◆ Brief ◆
Repeat, without any change, the entries presented below.

========================================================================

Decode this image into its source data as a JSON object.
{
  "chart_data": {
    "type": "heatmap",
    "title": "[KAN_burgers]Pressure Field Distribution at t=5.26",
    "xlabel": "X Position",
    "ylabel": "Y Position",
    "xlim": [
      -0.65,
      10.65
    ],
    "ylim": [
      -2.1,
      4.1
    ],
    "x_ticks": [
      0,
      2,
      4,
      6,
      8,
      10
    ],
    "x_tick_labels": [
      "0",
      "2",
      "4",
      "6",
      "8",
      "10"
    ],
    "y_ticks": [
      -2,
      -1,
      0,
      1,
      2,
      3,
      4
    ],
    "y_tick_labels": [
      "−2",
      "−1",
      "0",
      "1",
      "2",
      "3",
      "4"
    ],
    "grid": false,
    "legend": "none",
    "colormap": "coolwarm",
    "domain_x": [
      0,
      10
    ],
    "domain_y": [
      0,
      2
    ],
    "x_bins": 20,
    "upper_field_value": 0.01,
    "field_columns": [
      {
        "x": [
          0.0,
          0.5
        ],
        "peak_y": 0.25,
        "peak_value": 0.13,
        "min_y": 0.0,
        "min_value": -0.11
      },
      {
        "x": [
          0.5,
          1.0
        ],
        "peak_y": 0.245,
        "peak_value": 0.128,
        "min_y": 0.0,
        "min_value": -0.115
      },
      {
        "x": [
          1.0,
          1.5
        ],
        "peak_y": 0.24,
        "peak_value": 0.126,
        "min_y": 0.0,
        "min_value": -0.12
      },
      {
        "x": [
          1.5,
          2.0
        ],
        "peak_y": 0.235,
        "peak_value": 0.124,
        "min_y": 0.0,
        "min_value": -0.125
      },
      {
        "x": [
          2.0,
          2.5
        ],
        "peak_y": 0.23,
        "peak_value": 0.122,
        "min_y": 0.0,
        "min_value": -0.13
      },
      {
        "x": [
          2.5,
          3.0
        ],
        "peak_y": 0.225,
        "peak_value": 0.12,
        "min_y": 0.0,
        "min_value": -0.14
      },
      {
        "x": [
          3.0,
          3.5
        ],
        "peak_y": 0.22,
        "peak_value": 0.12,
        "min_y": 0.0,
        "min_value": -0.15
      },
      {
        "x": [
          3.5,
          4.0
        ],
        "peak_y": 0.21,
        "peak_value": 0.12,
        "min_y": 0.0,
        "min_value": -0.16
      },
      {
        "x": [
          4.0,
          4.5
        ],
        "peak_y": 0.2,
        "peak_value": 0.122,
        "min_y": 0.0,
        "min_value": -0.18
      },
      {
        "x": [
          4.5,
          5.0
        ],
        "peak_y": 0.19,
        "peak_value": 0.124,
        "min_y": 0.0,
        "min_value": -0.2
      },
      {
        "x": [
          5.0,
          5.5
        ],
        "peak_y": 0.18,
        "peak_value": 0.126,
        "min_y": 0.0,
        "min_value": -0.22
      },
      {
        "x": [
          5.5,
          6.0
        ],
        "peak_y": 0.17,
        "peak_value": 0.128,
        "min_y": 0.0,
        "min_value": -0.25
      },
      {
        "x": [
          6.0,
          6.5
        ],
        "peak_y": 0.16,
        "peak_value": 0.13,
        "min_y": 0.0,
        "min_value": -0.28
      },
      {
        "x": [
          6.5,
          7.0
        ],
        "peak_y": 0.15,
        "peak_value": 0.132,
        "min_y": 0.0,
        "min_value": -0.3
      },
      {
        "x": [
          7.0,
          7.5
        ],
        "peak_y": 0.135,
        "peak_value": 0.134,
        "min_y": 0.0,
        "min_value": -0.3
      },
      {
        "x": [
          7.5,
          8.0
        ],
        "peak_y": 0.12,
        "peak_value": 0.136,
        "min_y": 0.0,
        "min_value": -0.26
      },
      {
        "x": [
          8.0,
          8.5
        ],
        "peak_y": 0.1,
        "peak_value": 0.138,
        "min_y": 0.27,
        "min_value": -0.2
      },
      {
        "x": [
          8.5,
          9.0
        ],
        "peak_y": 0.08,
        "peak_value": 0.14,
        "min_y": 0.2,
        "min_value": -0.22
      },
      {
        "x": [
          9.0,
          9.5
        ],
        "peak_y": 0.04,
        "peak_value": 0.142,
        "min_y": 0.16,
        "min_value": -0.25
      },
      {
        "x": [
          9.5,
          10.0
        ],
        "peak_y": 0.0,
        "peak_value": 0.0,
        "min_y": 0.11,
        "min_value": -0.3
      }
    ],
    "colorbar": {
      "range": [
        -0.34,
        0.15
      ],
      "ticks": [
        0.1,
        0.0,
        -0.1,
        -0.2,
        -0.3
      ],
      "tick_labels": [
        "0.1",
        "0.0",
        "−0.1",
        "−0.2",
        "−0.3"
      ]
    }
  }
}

========================================================================

◆ Worked solution ◆
Decode this image into its source data as a JSON object.
{
  "chart_data": {
    "type": "heatmap",
    "title": "[KAN_burgers]Pressure Field Distribution at t=5.26",
    "xlabel": "X Position",
    "ylabel": "Y Position",
    "xlim": [
      -0.65,
      10.65
    ],
    "ylim": [
      -2.1,
      4.1
    ],
    "x_ticks": [
      0,
      2,
      4,
      6,
      8,
      10
    ],
    "x_tick_labels": [
      "0",
      "2",
      "4",
      "6",
      "8",
      "10"
    ],
    "y_ticks": [
      -2,
      -1,
      0,
      1,
      2,
      3,
      4
    ],
    "y_tick_labels": [
      "−2",
      "−1",
      "0",
      "1",
      "2",
      "3",
      "4"
    ],
    "grid": false,
    "legend": "none",
    "colormap": "coolwarm",
    "domain_x": [
      0,
      10
    ],
    "domain_y": [
      0,
      2
    ],
    "x_bins": 20,
    "upper_field_value": 0.01,
    "field_columns": [
      {
        "x": [
          0.0,
          0.5
        ],
        "peak_y": 0.25,
        "peak_value": 0.13,
        "min_y": 0.0,
        "min_value": -0.11
      },
      {
        "x": [
          0.5,
          1.0
        ],
        "peak_y": 0.245,
        "peak_value": 0.128,
        "min_y": 0.0,
        "min_value": -0.115
      },
      {
        "x": [
          1.0,
          1.5
        ],
        "peak_y": 0.24,
        "peak_value": 0.126,
        "min_y": 0.0,
        "min_value": -0.12
      },
      {
        "x": [
          1.5,
          2.0
        ],
        "peak_y": 0.235,
        "peak_value": 0.124,
        "min_y": 0.0,
        "min_value": -0.125
      },
      {
        "x": [
          2.0,
          2.5
        ],
        "peak_y": 0.23,
        "peak_value": 0.122,
        "min_y": 0.0,
        "min_value": -0.13
      },
      {
        "x": [
          2.5,
          3.0
        ],
        "peak_y": 0.225,
        "peak_value": 0.12,
        "min_y": 0.0,
        "min_value": -0.14
      },
      {
        "x": [
          3.0,
          3.5
        ],
        "peak_y": 0.22,
        "peak_value": 0.12,
        "min_y": 0.0,
        "min_value": -0.15
      },
      {
        "x": [
          3.5,
          4.0
        ],
        "peak_y": 0.21,
        "peak_value": 0.12,
        "min_y": 0.0,
        "min_value": -0.16
      },
      {
        "x": [
          4.0,
          4.5
        ],
        "peak_y": 0.2,
        "peak_value": 0.122,
        "min_y": 0.0,
        "min_value": -0.18
      },
      {
        "x": [
          4.5,
          5.0
        ],
        "peak_y": 0.19,
        "peak_value": 0.124,
        "min_y": 0.0,
        "min_value": -0.2
      },
      {
        "x": [
          5.0,
          5.5
        ],
        "peak_y": 0.18,
        "peak_value": 0.126,
        "min_y": 0.0,
        "min_value": -0.22
      },
      {
        "x": [
          5.5,
          6.0
        ],
        "peak_y": 0.17,
        "peak_value": 0.128,
        "min_y": 0.0,
        "min_value": -0.25
      },
      {
        "x": [
          6.0,
          6.5
        ],
        "peak_y": 0.16,
        "peak_value": 0.13,
        "min_y": 0.0,
        "min_value": -0.28
      },
      {
        "x": [
          6.5,
          7.0
        ],
        "peak_y": 0.15,
        "peak_value": 0.132,
        "min_y": 0.0,
        "min_value": -0.3
      },
      {
        "x": [
          7.0,
          7.5
        ],
        "peak_y": 0.135,
        "peak_value": 0.134,
        "min_y": 0.0,
        "min_value": -0.3
      },
      {
        "x": [
          7.5,
          8.0
        ],
        "peak_y": 0.12,
        "peak_value": 0.136,
        "min_y": 0.0,
        "min_value": -0.26
      },
      {
        "x": [
          8.0,
          8.5
        ],
        "peak_y": 0.1,
        "peak_value": 0.138,
        "min_y": 0.27,
        "min_value": -0.2
      },
      {
        "x": [
          8.5,
          9.0
        ],
        "peak_y": 0.08,
        "peak_value": 0.14,
        "min_y": 0.2,
        "min_value": -0.22
      },
      {
        "x": [
          9.0,
          9.5
        ],
        "peak_y": 0.04,
        "peak_value": 0.142,
        "min_y": 0.16,
        "min_value": -0.25
      },
      {
        "x": [
          9.5,
          10.0
        ],
        "peak_y": 0.0,
        "peak_value": 0.0,
        "min_y": 0.11,
        "min_value": -0.3
      }
    ],
    "colorbar": {
      "range": [
        -0.34,
        0.15
      ],
      "ticks": [
        0.1,
        0.0,
        -0.1,
        -0.2,
        -0.3
      ],
      "tick_labels": [
        "0.1",
        "0.0",
        "−0.1",
        "−0.2",
        "−0.3"
      ]
    }
  }
}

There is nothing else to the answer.